■ Stated problem: Could you copy every line from the material below in which "Arguments" appears?
# # #
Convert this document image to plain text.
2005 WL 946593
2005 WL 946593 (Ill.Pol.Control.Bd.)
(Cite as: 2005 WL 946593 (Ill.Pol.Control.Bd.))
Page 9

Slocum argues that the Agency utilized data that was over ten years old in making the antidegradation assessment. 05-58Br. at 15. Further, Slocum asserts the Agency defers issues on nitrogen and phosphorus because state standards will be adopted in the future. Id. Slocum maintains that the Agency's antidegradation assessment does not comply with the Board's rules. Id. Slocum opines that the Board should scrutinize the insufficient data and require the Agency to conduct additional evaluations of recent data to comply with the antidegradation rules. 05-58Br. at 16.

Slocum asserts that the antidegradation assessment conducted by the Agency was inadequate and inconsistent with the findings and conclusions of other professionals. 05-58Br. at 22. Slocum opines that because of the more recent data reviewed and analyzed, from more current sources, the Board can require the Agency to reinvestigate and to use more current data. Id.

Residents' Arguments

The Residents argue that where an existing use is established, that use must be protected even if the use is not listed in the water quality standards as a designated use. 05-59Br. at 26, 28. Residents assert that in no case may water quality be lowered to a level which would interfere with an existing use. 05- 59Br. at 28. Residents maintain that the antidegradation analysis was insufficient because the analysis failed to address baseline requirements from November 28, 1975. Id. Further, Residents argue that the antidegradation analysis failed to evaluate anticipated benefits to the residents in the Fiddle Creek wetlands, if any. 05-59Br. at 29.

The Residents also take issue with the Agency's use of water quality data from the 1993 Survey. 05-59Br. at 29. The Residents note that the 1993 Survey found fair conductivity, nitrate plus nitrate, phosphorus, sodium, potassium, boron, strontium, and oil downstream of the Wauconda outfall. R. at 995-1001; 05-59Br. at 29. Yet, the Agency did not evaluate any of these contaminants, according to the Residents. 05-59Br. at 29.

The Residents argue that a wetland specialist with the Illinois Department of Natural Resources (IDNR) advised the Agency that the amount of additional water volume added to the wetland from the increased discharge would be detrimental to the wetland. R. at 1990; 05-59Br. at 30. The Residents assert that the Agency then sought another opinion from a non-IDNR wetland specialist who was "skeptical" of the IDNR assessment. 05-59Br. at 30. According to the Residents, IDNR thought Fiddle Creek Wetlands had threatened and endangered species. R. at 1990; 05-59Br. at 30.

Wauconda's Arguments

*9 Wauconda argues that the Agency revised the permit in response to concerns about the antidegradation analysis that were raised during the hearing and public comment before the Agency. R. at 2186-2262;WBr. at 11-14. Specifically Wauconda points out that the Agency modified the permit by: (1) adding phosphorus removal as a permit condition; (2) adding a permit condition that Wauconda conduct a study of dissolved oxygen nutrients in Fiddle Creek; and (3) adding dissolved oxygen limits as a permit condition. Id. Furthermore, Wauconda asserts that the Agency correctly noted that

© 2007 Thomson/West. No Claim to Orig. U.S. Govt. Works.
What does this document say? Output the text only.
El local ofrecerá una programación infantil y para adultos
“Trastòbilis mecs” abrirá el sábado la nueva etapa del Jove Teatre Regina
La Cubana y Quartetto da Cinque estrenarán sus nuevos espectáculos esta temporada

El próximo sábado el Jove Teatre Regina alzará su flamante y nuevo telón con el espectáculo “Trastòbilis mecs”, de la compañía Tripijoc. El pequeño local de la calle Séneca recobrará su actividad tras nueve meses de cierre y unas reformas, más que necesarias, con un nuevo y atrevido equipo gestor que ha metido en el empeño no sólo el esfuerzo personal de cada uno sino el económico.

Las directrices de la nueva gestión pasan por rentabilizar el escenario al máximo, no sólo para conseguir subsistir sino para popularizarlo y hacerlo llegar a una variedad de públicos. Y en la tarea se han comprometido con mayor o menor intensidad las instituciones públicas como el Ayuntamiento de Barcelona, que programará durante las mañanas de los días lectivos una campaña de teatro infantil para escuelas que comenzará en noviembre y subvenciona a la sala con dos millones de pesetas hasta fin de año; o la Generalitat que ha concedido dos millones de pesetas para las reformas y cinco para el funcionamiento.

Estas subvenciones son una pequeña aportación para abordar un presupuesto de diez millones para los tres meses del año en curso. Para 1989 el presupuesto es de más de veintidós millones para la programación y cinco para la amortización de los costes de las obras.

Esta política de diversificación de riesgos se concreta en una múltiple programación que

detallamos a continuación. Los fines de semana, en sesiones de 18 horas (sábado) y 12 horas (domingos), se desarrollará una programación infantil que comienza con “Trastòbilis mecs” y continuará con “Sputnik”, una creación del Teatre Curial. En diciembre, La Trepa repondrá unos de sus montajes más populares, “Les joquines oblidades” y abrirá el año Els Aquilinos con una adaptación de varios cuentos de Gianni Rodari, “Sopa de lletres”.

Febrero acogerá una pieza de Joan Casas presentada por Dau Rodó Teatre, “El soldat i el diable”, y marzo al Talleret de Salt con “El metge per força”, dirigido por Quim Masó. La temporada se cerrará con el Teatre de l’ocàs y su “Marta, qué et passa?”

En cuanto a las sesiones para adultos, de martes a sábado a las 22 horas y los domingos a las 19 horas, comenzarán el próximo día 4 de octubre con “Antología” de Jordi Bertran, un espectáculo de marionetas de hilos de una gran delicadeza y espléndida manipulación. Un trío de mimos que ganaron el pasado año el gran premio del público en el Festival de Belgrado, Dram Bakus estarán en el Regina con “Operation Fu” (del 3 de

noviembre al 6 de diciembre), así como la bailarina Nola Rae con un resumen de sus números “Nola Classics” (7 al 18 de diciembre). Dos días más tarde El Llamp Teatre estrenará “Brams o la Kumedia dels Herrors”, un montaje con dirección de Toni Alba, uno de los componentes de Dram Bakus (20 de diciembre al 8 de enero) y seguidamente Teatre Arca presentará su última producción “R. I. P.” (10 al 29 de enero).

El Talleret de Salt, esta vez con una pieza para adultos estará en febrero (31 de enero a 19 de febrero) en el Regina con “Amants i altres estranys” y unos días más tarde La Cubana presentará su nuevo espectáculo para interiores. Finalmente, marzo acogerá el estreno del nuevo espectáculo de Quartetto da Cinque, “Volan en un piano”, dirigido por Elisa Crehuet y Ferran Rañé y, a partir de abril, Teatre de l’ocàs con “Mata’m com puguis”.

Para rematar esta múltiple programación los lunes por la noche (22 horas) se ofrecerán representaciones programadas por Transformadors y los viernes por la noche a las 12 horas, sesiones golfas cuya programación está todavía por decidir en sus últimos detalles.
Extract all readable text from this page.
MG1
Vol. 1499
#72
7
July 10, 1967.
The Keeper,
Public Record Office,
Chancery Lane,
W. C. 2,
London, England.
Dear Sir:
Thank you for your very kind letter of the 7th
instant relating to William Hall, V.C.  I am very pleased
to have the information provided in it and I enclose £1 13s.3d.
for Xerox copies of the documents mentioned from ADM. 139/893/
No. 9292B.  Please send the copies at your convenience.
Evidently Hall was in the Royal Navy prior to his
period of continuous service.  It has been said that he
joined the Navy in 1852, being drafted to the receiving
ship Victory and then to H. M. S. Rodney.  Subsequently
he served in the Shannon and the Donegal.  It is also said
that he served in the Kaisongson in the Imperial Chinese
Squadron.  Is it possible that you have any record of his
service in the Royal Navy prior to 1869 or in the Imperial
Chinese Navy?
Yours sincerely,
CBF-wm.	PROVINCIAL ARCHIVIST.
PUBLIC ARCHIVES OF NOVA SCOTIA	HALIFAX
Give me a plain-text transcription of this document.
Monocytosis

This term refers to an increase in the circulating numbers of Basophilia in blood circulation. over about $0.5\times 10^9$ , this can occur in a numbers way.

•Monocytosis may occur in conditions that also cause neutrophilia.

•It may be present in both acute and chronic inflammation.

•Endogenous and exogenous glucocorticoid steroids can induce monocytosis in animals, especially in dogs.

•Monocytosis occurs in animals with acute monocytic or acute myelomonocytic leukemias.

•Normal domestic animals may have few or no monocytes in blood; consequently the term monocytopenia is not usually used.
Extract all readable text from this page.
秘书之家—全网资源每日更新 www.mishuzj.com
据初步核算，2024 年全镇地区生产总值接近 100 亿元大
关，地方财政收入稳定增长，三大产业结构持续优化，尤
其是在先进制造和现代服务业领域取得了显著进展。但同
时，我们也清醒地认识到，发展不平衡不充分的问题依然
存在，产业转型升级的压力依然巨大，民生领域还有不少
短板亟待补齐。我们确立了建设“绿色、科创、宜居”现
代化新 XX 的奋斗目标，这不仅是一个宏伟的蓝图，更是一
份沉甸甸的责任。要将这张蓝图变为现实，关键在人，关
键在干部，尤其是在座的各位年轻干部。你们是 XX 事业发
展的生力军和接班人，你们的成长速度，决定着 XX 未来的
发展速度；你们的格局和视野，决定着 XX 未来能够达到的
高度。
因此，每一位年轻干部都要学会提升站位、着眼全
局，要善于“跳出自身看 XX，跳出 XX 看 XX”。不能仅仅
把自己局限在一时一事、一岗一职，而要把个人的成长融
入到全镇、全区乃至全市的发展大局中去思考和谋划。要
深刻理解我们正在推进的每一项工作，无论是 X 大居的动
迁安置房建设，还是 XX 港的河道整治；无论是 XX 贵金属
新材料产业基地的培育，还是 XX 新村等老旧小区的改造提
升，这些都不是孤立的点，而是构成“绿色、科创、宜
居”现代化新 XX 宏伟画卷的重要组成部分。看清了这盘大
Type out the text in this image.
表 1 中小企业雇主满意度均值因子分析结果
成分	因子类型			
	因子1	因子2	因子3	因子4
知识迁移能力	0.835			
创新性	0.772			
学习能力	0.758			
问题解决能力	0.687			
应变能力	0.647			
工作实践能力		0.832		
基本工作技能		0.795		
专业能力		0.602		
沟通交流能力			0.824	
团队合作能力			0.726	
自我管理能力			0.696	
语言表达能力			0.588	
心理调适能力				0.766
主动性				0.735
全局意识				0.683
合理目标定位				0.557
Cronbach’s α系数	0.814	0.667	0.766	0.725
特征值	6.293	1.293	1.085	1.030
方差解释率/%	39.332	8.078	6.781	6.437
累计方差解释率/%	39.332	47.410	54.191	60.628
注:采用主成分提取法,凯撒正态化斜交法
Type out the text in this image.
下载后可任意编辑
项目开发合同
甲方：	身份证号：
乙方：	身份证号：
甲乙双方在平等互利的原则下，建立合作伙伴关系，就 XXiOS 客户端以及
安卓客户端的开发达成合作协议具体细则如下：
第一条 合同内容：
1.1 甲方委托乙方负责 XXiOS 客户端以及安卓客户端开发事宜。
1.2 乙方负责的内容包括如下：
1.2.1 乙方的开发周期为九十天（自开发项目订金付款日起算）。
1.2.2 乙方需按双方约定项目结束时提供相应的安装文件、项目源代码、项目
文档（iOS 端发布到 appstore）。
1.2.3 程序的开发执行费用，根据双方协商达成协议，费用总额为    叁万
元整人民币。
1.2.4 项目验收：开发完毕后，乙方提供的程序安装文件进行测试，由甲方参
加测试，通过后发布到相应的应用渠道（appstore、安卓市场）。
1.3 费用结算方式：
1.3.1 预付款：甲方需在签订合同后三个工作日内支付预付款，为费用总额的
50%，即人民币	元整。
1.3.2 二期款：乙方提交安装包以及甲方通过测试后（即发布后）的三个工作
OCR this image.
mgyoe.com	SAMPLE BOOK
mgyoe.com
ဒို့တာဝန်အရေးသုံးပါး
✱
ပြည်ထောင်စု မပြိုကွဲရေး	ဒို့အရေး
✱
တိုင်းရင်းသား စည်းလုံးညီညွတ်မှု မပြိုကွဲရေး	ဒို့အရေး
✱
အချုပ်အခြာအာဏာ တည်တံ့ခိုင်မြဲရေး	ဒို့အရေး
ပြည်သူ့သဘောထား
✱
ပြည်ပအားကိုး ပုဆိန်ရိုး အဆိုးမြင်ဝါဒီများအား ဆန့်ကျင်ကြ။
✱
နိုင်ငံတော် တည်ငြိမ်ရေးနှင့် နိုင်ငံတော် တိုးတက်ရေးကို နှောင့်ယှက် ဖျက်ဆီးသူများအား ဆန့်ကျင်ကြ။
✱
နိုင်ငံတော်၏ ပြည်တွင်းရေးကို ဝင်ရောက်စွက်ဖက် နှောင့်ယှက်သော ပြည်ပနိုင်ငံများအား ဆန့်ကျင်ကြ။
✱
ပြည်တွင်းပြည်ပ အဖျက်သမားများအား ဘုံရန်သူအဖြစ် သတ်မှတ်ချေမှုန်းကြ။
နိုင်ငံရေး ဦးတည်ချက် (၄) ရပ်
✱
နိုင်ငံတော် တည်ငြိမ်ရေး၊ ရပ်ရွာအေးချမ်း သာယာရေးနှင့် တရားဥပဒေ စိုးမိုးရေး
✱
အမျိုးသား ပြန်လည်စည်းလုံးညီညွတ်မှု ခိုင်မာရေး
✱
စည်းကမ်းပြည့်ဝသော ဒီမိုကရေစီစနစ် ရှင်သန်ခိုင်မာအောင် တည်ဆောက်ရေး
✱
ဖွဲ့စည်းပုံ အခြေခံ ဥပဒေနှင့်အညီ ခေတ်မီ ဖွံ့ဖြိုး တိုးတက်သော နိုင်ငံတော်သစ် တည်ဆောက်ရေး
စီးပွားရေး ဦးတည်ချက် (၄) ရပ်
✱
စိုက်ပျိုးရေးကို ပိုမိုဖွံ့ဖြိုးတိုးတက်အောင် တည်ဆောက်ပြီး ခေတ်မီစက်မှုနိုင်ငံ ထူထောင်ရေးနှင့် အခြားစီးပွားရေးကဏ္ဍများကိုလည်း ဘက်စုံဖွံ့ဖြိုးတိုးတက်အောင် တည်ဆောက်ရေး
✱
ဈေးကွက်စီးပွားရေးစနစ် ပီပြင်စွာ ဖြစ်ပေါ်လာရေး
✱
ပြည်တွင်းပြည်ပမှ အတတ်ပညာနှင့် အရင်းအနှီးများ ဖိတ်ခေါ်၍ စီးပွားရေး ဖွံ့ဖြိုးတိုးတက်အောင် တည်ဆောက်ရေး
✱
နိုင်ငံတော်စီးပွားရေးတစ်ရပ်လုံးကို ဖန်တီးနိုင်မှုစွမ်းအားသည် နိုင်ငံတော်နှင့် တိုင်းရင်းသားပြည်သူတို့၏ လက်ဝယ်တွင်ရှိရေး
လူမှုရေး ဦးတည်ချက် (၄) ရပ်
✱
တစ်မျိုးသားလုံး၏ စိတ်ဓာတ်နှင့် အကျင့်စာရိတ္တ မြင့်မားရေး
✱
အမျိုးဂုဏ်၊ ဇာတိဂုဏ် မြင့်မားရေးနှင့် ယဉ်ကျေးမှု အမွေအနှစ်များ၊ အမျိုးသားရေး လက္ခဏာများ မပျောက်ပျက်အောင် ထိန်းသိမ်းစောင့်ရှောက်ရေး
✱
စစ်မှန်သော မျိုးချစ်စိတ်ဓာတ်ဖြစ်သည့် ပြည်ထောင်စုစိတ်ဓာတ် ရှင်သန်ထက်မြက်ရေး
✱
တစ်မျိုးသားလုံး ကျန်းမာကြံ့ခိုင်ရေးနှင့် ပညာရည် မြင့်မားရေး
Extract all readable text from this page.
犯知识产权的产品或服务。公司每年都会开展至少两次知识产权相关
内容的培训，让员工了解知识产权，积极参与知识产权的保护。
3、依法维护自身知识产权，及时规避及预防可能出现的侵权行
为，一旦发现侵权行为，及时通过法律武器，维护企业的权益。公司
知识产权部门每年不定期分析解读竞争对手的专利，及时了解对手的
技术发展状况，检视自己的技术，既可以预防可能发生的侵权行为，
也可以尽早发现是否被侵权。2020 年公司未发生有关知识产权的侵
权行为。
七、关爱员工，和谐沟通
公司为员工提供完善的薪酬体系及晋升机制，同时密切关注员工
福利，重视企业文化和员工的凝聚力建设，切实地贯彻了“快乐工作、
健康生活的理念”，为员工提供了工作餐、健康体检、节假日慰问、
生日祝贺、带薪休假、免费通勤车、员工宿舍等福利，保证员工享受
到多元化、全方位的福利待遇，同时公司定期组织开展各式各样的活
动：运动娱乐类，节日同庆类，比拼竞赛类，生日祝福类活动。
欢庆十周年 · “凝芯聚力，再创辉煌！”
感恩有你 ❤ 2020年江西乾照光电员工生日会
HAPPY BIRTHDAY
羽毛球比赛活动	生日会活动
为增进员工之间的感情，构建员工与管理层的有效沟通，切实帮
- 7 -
# # #
■ Solution to this exercise:
Residents' Arguments
Wauconda's Arguments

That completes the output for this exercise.